==== Source extract ====
New Algorithms To Control Complex Systems More Effectively

Whether in logistics or in energy management – extremely short-term decisions are seldomly made by humans today. Highly intelligent machines that can control processes and systems in real time take care of this instead. The underlying software determines the best possible results in fractions of seconds by using complex mathematical calculations. Finding out how to achieve this is the task of mathematical optimisation. Optimising a system can be extremely challenging, for example if the system has to be described by complex physics laws, potentially combined with decisions such as whether the system requests the installation of a new power plant or not. It gets even more challenging if uncertainties come into play, for example due to future projections or because of seasonally varying requirements. This kind of situation frequently arises in practice, but because of its enormous complexity, it often cannot be handled by currently existing solution methods. While tremendous progress has been made for optimising simplified situations, limited problem classes or at a theoretical level, practically efficient implementation and successful application of new mathematical findings to real-life problems is still in its infancy.
==== Given material ====
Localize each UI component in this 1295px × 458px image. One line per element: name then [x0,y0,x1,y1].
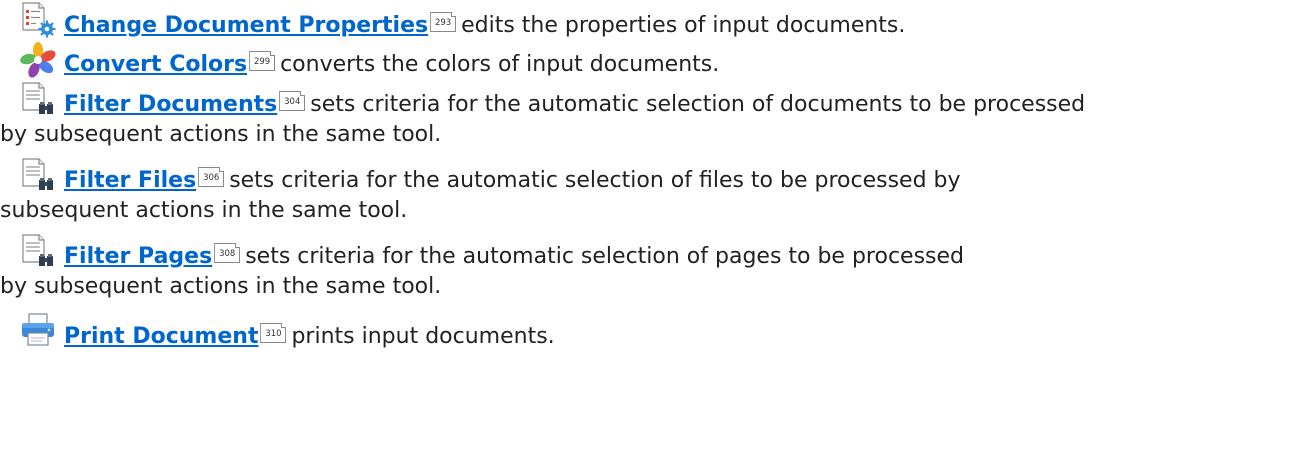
====
### Do this
Answer these questions using the article above on control algorithms.
1. In which two fields are extremely short-term decisions rarely made by humans today?
2. What decision is given as an example that may be combined with complex physics laws when describing a system?
3. What two causes of uncertainty does the article mention?

### Response below
1. Logistics and energy management.
2. Whether the system requests the installation of a new power plant.
3. Future projections and seasonally varying requirements.